— STATED GOAL —
Rewrite all of the items below, replacing "Euroland" with "Eurozone" and keeping everything else the same.

— INFORMATION SUPPLIED —

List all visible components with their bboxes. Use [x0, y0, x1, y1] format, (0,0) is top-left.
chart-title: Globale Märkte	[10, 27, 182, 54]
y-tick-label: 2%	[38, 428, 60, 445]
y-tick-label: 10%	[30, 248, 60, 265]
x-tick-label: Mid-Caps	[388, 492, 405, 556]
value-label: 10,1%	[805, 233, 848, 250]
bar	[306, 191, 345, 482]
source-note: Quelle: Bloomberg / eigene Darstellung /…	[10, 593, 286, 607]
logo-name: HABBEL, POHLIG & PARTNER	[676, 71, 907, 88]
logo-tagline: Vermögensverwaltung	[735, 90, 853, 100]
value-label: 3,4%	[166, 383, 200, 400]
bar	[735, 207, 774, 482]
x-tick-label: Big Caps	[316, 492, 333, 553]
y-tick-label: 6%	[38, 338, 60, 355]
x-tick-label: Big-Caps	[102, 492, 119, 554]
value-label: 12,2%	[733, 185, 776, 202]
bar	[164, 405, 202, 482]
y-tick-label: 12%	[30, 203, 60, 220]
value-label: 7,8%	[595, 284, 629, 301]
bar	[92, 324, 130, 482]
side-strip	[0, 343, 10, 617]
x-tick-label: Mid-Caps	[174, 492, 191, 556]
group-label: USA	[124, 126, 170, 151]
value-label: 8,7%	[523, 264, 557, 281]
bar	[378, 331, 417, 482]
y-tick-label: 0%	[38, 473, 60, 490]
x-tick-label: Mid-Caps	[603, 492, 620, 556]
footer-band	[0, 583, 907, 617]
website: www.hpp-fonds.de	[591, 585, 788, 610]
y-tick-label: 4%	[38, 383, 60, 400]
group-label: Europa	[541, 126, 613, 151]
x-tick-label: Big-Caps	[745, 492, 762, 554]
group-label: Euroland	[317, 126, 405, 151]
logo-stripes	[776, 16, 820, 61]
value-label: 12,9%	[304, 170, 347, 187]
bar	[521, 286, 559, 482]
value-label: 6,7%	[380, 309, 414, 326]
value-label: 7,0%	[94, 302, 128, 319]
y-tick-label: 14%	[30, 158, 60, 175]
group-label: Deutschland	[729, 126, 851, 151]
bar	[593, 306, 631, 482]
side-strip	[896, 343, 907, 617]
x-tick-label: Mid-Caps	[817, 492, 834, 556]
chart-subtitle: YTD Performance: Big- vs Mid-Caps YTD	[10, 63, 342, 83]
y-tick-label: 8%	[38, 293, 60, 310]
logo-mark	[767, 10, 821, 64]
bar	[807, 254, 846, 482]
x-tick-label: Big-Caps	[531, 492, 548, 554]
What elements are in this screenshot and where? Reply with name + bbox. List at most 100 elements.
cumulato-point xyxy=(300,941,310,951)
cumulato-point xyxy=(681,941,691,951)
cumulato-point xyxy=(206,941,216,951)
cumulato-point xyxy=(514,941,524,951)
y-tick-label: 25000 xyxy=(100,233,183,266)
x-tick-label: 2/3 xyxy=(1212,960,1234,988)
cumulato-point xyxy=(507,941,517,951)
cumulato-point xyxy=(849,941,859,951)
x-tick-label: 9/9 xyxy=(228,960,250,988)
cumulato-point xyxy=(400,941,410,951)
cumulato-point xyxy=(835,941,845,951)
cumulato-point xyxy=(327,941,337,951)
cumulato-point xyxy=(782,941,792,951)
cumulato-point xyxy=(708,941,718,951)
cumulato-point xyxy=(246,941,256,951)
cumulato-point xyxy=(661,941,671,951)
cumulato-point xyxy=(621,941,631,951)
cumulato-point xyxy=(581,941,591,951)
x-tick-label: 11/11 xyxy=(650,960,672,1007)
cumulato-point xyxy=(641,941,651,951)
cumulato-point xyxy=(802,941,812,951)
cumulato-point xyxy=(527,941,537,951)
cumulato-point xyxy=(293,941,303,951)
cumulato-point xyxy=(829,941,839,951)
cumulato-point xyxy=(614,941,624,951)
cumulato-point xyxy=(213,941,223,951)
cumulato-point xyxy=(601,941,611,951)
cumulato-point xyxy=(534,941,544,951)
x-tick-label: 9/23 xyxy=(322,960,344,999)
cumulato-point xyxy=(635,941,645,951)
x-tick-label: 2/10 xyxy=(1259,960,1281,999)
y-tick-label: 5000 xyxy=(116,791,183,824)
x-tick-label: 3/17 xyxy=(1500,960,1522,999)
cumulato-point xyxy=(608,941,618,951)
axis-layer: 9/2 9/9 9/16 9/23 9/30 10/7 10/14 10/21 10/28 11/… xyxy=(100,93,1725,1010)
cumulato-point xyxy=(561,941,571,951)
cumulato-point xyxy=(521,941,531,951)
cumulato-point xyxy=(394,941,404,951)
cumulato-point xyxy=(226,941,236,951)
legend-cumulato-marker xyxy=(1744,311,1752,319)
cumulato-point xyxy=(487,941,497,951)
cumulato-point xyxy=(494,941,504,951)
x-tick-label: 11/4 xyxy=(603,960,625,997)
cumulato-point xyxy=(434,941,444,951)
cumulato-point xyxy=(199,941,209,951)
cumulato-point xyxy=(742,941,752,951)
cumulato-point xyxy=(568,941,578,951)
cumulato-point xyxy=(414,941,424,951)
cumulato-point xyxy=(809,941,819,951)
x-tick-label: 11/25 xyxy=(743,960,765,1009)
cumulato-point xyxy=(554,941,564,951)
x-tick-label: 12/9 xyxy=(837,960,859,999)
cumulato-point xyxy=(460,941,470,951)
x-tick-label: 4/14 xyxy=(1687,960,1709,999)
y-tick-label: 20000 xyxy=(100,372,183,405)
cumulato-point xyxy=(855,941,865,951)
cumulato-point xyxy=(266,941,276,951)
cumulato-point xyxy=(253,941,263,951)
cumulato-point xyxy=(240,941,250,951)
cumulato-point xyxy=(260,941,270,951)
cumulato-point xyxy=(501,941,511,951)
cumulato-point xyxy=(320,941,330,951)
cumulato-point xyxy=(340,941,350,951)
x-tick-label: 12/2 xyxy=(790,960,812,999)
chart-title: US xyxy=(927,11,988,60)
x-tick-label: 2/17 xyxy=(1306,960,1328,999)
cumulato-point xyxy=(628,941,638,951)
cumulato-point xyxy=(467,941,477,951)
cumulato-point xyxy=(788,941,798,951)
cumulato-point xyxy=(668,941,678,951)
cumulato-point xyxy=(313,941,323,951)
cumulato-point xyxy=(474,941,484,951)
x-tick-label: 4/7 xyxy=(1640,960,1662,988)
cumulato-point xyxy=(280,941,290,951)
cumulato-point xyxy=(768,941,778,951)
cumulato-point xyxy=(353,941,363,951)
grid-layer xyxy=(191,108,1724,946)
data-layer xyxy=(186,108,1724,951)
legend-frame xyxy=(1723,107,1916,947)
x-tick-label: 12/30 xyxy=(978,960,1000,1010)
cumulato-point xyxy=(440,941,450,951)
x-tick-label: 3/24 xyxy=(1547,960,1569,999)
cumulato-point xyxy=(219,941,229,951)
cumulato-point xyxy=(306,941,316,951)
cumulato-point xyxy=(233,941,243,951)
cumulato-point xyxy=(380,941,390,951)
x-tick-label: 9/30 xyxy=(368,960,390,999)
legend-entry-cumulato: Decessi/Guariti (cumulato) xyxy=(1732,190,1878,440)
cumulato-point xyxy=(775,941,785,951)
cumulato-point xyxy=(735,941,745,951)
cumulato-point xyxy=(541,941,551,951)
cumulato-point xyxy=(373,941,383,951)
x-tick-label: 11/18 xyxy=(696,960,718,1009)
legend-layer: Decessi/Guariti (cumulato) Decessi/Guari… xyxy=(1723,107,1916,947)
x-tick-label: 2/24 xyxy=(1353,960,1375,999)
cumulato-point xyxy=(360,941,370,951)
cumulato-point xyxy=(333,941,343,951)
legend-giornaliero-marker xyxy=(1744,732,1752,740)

— THE RESULT —
List all visible components with their bboxes. Use [x0, y0, x1, y1] format, (0,0) is top-left.
chart-title: Globale Märkte	[10, 27, 182, 54]
y-tick-label: 2%	[38, 428, 60, 445]
y-tick-label: 10%	[30, 248, 60, 265]
x-tick-label: Mid-Caps	[388, 492, 405, 556]
value-label: 10,1%	[805, 233, 848, 250]
bar	[306, 191, 345, 482]
source-note: Quelle: Bloomberg / eigene Darstellung /…	[10, 593, 286, 607]
logo-name: HABBEL, POHLIG & PARTNER	[676, 71, 907, 88]
logo-tagline: Vermögensverwaltung	[735, 90, 853, 100]
value-label: 3,4%	[166, 383, 200, 400]
bar	[735, 207, 774, 482]
x-tick-label: Big Caps	[316, 492, 333, 553]
y-tick-label: 6%	[38, 338, 60, 355]
x-tick-label: Big-Caps	[102, 492, 119, 554]
value-label: 12,2%	[733, 185, 776, 202]
bar	[164, 405, 202, 482]
y-tick-label: 12%	[30, 203, 60, 220]
value-label: 7,8%	[595, 284, 629, 301]
bar	[92, 324, 130, 482]
side-strip	[0, 343, 10, 617]
x-tick-label: Mid-Caps	[174, 492, 191, 556]
group-label: USA	[124, 126, 170, 151]
value-label: 8,7%	[523, 264, 557, 281]
bar	[378, 331, 417, 482]
y-tick-label: 0%	[38, 473, 60, 490]
x-tick-label: Mid-Caps	[603, 492, 620, 556]
footer-band	[0, 583, 907, 617]
website: www.hpp-fonds.de	[591, 585, 788, 610]
y-tick-label: 4%	[38, 383, 60, 400]
group-label: Europa	[541, 126, 613, 151]
x-tick-label: Big-Caps	[745, 492, 762, 554]
group-label: Eurozone	[317, 126, 405, 151]
logo-stripes	[776, 16, 820, 61]
value-label: 12,9%	[304, 170, 347, 187]
bar	[521, 286, 559, 482]
value-label: 6,7%	[380, 309, 414, 326]
value-label: 7,0%	[94, 302, 128, 319]
y-tick-label: 14%	[30, 158, 60, 175]
group-label: Deutschland	[729, 126, 851, 151]
bar	[593, 306, 631, 482]
side-strip	[896, 343, 907, 617]
x-tick-label: Mid-Caps	[817, 492, 834, 556]
chart-subtitle: YTD Performance: Big- vs Mid-Caps YTD	[10, 63, 342, 83]
y-tick-label: 8%	[38, 293, 60, 310]
logo-mark	[767, 10, 821, 64]
bar	[807, 254, 846, 482]
x-tick-label: Big-Caps	[531, 492, 548, 554]
What elements are in this screenshot and where? Reply with name + bbox. List at most 100 elements.
cumulato-point xyxy=(300,941,310,951)
cumulato-point xyxy=(681,941,691,951)
cumulato-point xyxy=(206,941,216,951)
cumulato-point xyxy=(514,941,524,951)
y-tick-label: 25000 xyxy=(100,233,183,266)
x-tick-label: 2/3 xyxy=(1212,960,1234,988)
cumulato-point xyxy=(507,941,517,951)
cumulato-point xyxy=(849,941,859,951)
x-tick-label: 9/9 xyxy=(228,960,250,988)
cumulato-point xyxy=(400,941,410,951)
cumulato-point xyxy=(835,941,845,951)
cumulato-point xyxy=(327,941,337,951)
cumulato-point xyxy=(782,941,792,951)
cumulato-point xyxy=(708,941,718,951)
cumulato-point xyxy=(246,941,256,951)
cumulato-point xyxy=(661,941,671,951)
cumulato-point xyxy=(621,941,631,951)
cumulato-point xyxy=(581,941,591,951)
x-tick-label: 11/11 xyxy=(650,960,672,1007)
cumulato-point xyxy=(641,941,651,951)
cumulato-point xyxy=(802,941,812,951)
cumulato-point xyxy=(527,941,537,951)
cumulato-point xyxy=(293,941,303,951)
cumulato-point xyxy=(829,941,839,951)
cumulato-point xyxy=(614,941,624,951)
cumulato-point xyxy=(213,941,223,951)
cumulato-point xyxy=(601,941,611,951)
cumulato-point xyxy=(534,941,544,951)
x-tick-label: 9/23 xyxy=(322,960,344,999)
cumulato-point xyxy=(635,941,645,951)
x-tick-label: 2/10 xyxy=(1259,960,1281,999)
y-tick-label: 5000 xyxy=(116,791,183,824)
x-tick-label: 3/17 xyxy=(1500,960,1522,999)
cumulato-point xyxy=(608,941,618,951)
axis-layer: 9/2 9/9 9/16 9/23 9/30 10/7 10/14 10/21 10/28 11/… xyxy=(100,93,1725,1010)
cumulato-point xyxy=(561,941,571,951)
cumulato-point xyxy=(521,941,531,951)
cumulato-point xyxy=(394,941,404,951)
cumulato-point xyxy=(226,941,236,951)
legend-cumulato-marker xyxy=(1744,311,1752,319)
cumulato-point xyxy=(487,941,497,951)
cumulato-point xyxy=(494,941,504,951)
x-tick-label: 11/4 xyxy=(603,960,625,997)
cumulato-point xyxy=(434,941,444,951)
cumulato-point xyxy=(199,941,209,951)
cumulato-point xyxy=(742,941,752,951)
cumulato-point xyxy=(568,941,578,951)
cumulato-point xyxy=(414,941,424,951)
cumulato-point xyxy=(809,941,819,951)
x-tick-label: 11/25 xyxy=(743,960,765,1009)
cumulato-point xyxy=(554,941,564,951)
x-tick-label: 12/9 xyxy=(837,960,859,999)
cumulato-point xyxy=(460,941,470,951)
x-tick-label: 4/14 xyxy=(1687,960,1709,999)
y-tick-label: 20000 xyxy=(100,372,183,405)
cumulato-point xyxy=(855,941,865,951)
cumulato-point xyxy=(266,941,276,951)
cumulato-point xyxy=(253,941,263,951)
cumulato-point xyxy=(240,941,250,951)
cumulato-point xyxy=(260,941,270,951)
cumulato-point xyxy=(501,941,511,951)
cumulato-point xyxy=(320,941,330,951)
cumulato-point xyxy=(340,941,350,951)
x-tick-label: 12/2 xyxy=(790,960,812,999)
chart-title: US xyxy=(927,11,988,60)
x-tick-label: 2/17 xyxy=(1306,960,1328,999)
cumulato-point xyxy=(628,941,638,951)
cumulato-point xyxy=(467,941,477,951)
cumulato-point xyxy=(788,941,798,951)
cumulato-point xyxy=(668,941,678,951)
cumulato-point xyxy=(313,941,323,951)
cumulato-point xyxy=(474,941,484,951)
x-tick-label: 4/7 xyxy=(1640,960,1662,988)
cumulato-point xyxy=(280,941,290,951)
cumulato-point xyxy=(768,941,778,951)
cumulato-point xyxy=(353,941,363,951)
grid-layer xyxy=(191,108,1724,946)
data-layer xyxy=(186,108,1724,951)
legend-frame xyxy=(1723,107,1916,947)
x-tick-label: 12/30 xyxy=(978,960,1000,1010)
cumulato-point xyxy=(440,941,450,951)
x-tick-label: 3/24 xyxy=(1547,960,1569,999)
cumulato-point xyxy=(219,941,229,951)
cumulato-point xyxy=(306,941,316,951)
cumulato-point xyxy=(233,941,243,951)
cumulato-point xyxy=(380,941,390,951)
x-tick-label: 9/30 xyxy=(368,960,390,999)
legend-entry-cumulato: Decessi/Guariti (cumulato) xyxy=(1732,190,1878,440)
cumulato-point xyxy=(775,941,785,951)
cumulato-point xyxy=(735,941,745,951)
cumulato-point xyxy=(541,941,551,951)
cumulato-point xyxy=(373,941,383,951)
x-tick-label: 11/18 xyxy=(696,960,718,1009)
legend-layer: Decessi/Guariti (cumulato) Decessi/Guari… xyxy=(1723,107,1916,947)
x-tick-label: 2/24 xyxy=(1353,960,1375,999)
cumulato-point xyxy=(360,941,370,951)
cumulato-point xyxy=(333,941,343,951)
legend-giornaliero-marker xyxy=(1744,732,1752,740)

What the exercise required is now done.